Exercise details: Every line below that contains "text" is to be copied.

>>>>

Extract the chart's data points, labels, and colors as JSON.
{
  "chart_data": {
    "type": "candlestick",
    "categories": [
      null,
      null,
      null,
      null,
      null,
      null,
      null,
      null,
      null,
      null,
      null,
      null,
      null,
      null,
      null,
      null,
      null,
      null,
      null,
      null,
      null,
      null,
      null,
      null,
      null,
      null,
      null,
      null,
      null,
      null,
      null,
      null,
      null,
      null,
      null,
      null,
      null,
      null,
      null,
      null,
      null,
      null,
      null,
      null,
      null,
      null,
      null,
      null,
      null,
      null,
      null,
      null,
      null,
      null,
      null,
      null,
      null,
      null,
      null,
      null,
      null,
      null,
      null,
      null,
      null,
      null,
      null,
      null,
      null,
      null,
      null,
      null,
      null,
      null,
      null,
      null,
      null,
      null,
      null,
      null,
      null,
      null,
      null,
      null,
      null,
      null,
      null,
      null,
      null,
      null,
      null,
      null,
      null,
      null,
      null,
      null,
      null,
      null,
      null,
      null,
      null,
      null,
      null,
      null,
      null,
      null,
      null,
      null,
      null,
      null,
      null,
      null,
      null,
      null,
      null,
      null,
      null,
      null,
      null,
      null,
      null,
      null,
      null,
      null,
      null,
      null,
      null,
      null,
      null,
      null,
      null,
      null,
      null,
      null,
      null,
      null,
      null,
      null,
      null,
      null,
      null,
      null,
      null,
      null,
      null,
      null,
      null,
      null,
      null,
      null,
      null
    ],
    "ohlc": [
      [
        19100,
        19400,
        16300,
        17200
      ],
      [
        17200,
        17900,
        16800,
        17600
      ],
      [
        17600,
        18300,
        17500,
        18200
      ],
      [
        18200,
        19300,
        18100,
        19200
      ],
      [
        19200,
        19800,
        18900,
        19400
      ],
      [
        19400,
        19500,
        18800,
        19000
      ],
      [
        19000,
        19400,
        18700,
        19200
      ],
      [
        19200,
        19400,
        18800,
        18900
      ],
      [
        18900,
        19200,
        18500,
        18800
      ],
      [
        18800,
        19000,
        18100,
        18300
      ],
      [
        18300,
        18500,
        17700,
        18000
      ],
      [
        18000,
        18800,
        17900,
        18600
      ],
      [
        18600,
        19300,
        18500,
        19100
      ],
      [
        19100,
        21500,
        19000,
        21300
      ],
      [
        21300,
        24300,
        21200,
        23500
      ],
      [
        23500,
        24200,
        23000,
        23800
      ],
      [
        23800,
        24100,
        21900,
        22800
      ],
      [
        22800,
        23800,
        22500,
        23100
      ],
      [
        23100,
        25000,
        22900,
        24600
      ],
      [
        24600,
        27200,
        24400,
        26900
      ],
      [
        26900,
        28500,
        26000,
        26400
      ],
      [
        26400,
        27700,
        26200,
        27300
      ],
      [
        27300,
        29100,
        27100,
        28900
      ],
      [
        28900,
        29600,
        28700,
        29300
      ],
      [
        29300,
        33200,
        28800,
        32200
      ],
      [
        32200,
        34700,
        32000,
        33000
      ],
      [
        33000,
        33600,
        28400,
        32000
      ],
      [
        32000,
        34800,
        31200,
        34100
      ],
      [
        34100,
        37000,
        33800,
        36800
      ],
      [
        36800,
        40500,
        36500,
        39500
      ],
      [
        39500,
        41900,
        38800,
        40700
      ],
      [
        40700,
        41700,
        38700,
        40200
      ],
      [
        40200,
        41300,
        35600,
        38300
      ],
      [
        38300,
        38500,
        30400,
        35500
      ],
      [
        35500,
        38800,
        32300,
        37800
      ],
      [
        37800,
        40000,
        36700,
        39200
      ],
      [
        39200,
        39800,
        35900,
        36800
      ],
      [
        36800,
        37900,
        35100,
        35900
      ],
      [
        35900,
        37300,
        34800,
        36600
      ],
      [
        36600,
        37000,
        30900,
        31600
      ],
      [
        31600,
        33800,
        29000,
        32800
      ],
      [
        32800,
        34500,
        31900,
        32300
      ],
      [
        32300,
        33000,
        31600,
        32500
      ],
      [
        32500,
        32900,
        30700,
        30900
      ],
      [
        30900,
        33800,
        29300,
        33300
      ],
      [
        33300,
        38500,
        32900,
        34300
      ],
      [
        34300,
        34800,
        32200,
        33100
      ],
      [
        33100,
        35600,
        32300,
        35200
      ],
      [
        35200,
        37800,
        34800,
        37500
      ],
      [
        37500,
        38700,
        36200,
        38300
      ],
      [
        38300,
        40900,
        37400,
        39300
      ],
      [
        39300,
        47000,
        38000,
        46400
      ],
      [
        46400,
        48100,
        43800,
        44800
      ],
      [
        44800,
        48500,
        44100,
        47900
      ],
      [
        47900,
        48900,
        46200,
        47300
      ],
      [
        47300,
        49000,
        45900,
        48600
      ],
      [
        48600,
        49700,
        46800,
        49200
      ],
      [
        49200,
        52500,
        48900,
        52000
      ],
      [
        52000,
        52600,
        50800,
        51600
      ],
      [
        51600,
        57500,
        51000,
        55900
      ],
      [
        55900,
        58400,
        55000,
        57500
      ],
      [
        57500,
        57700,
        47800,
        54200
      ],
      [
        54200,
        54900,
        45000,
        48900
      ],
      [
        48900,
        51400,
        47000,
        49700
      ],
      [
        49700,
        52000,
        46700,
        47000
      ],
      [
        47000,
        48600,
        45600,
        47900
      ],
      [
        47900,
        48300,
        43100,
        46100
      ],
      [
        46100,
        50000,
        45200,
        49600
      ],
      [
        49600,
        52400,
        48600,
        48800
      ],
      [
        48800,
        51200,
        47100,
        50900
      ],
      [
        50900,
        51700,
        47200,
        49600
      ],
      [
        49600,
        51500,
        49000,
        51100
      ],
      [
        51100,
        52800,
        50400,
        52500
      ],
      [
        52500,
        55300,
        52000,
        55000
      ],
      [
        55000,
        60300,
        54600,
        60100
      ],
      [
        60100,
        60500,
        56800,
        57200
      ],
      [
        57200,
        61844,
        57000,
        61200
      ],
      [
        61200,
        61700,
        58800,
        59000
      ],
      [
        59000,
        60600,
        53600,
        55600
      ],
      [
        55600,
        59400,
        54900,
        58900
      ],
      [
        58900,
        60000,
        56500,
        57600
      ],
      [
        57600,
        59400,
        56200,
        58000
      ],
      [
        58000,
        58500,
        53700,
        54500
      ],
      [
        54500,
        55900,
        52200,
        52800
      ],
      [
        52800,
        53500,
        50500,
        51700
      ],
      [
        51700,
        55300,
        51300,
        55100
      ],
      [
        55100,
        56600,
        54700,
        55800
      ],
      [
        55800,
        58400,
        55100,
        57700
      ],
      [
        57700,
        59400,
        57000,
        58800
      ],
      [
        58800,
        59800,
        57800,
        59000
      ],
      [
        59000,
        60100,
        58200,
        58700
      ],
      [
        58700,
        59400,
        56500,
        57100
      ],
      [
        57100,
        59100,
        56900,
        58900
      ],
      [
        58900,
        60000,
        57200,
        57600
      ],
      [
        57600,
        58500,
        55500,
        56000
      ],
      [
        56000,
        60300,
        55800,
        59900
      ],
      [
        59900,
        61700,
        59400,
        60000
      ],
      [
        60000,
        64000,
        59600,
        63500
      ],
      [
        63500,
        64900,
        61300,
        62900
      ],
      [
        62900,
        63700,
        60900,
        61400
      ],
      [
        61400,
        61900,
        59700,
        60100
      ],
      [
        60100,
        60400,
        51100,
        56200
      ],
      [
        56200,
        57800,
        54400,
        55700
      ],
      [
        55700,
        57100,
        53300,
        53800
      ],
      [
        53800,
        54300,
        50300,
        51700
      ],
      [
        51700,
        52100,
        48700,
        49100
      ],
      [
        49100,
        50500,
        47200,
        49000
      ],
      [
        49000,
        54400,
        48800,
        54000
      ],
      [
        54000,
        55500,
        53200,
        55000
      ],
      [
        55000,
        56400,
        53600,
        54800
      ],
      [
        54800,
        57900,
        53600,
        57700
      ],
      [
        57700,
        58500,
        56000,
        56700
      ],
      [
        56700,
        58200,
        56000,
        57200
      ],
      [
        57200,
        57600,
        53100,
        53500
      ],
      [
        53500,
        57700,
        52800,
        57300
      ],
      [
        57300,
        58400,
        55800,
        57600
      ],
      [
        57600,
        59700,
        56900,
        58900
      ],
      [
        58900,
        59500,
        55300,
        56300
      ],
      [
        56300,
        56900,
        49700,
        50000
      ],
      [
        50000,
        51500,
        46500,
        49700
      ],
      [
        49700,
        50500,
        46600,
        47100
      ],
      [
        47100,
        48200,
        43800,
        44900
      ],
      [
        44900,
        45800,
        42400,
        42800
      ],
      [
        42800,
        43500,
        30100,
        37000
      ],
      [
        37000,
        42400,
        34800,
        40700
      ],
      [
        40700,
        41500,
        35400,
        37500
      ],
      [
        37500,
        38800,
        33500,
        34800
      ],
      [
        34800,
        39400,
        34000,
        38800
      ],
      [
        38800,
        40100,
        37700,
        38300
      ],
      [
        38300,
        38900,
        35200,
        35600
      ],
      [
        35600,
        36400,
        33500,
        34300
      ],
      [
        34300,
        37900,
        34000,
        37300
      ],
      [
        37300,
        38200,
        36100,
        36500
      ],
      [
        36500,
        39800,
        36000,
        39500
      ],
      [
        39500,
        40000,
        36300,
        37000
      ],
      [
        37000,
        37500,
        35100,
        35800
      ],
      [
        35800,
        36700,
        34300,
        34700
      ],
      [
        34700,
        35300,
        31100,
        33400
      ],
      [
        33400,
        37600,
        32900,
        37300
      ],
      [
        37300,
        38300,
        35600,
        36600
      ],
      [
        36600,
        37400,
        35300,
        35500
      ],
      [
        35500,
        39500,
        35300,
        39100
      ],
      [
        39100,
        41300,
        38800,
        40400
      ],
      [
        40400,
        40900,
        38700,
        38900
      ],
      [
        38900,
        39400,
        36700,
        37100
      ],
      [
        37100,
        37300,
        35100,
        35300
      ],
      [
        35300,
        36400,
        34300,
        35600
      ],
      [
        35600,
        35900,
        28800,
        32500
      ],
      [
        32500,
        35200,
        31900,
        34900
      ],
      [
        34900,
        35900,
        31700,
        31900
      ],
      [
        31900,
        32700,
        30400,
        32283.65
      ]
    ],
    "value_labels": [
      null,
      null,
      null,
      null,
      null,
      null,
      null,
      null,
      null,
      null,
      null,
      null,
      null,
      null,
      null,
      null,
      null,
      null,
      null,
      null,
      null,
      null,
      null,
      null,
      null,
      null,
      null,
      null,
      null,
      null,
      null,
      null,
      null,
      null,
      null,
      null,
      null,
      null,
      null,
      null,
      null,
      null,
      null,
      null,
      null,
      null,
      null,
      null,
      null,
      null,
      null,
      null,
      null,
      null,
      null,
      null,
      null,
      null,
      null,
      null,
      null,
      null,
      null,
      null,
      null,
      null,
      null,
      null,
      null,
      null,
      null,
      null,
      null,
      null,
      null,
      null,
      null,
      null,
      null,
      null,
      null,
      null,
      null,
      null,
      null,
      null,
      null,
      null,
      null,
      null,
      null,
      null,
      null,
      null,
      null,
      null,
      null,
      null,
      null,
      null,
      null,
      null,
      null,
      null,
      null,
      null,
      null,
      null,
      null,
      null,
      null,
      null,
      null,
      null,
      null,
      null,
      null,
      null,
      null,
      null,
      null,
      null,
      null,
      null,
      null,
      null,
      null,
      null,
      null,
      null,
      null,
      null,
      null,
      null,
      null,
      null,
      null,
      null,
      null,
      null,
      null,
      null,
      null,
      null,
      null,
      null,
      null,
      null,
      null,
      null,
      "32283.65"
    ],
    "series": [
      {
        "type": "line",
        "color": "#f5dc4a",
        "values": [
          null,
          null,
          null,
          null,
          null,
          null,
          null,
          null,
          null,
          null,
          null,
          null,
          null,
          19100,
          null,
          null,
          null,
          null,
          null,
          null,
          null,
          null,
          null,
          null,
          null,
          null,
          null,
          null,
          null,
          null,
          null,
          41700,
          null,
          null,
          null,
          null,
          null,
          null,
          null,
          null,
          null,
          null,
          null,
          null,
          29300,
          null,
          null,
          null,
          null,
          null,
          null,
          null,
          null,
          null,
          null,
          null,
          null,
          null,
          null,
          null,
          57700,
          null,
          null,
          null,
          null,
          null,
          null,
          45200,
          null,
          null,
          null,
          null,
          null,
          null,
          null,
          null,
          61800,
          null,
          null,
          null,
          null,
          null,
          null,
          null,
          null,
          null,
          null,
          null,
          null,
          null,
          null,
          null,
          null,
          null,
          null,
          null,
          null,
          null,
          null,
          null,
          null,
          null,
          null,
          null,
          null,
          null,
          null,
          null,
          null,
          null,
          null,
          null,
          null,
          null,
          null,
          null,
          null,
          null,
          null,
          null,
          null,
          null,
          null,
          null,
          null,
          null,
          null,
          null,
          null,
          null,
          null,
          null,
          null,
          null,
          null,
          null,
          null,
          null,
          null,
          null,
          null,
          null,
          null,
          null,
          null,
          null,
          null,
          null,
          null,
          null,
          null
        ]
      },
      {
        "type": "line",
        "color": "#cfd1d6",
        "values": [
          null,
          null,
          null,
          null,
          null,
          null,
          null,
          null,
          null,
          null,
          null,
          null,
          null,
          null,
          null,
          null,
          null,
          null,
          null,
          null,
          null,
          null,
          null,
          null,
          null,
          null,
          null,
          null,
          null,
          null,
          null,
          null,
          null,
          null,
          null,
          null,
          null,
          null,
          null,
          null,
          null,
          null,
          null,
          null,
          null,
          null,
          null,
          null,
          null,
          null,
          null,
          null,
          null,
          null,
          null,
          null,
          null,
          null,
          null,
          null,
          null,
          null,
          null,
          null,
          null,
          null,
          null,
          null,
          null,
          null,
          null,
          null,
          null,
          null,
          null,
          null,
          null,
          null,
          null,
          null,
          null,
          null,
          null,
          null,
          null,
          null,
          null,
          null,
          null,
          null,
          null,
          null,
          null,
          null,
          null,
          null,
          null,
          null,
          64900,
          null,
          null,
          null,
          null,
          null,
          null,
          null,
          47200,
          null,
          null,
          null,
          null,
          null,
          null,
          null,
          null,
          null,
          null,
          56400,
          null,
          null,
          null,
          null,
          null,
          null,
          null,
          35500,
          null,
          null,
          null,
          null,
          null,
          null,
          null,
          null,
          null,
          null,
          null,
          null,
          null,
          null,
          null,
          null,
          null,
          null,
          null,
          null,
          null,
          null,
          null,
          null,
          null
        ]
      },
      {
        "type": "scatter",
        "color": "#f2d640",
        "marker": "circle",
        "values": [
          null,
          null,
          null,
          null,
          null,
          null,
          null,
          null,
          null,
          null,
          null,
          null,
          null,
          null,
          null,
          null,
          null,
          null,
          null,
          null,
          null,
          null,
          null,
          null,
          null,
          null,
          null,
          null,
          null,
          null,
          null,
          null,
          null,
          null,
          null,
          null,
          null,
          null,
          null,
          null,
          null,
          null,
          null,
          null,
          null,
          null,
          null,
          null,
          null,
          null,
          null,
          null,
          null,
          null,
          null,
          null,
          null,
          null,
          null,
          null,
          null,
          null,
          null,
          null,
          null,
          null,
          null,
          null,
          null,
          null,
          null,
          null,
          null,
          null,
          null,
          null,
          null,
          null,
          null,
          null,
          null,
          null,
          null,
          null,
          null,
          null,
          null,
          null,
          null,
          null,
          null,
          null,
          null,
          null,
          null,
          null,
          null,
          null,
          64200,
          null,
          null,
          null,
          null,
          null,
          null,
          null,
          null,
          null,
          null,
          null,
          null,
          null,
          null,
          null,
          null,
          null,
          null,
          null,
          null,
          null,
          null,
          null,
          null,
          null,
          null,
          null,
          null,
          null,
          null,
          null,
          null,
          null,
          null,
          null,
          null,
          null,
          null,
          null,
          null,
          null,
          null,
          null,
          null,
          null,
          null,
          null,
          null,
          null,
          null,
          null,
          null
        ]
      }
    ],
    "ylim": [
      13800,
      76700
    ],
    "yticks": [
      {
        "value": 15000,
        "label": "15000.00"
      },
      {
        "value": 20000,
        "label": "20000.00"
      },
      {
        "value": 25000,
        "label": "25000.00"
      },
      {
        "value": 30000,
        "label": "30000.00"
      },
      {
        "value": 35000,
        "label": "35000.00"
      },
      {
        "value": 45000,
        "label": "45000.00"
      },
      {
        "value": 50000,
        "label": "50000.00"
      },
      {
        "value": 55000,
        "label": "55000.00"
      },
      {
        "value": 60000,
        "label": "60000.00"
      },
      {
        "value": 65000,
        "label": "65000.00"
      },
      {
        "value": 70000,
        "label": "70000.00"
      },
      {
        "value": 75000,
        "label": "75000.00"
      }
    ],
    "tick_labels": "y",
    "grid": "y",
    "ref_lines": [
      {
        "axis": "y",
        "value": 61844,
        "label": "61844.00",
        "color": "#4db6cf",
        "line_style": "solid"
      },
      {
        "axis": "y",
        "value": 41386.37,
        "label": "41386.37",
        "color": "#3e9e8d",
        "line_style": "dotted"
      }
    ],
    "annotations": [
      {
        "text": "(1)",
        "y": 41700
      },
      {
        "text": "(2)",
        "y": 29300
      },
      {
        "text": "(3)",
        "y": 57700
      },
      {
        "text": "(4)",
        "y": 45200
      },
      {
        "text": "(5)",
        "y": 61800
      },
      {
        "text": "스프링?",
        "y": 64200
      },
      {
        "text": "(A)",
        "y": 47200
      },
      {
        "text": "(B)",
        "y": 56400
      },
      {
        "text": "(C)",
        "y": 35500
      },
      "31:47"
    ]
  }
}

<<<<

Expected answer:
        "text": "(1)",
        "text": "(2)",
        "text": "(3)",
        "text": "(4)",
        "text": "(5)",
        "text": "스프링?",
        "text": "(A)",
        "text": "(B)",
        "text": "(C)",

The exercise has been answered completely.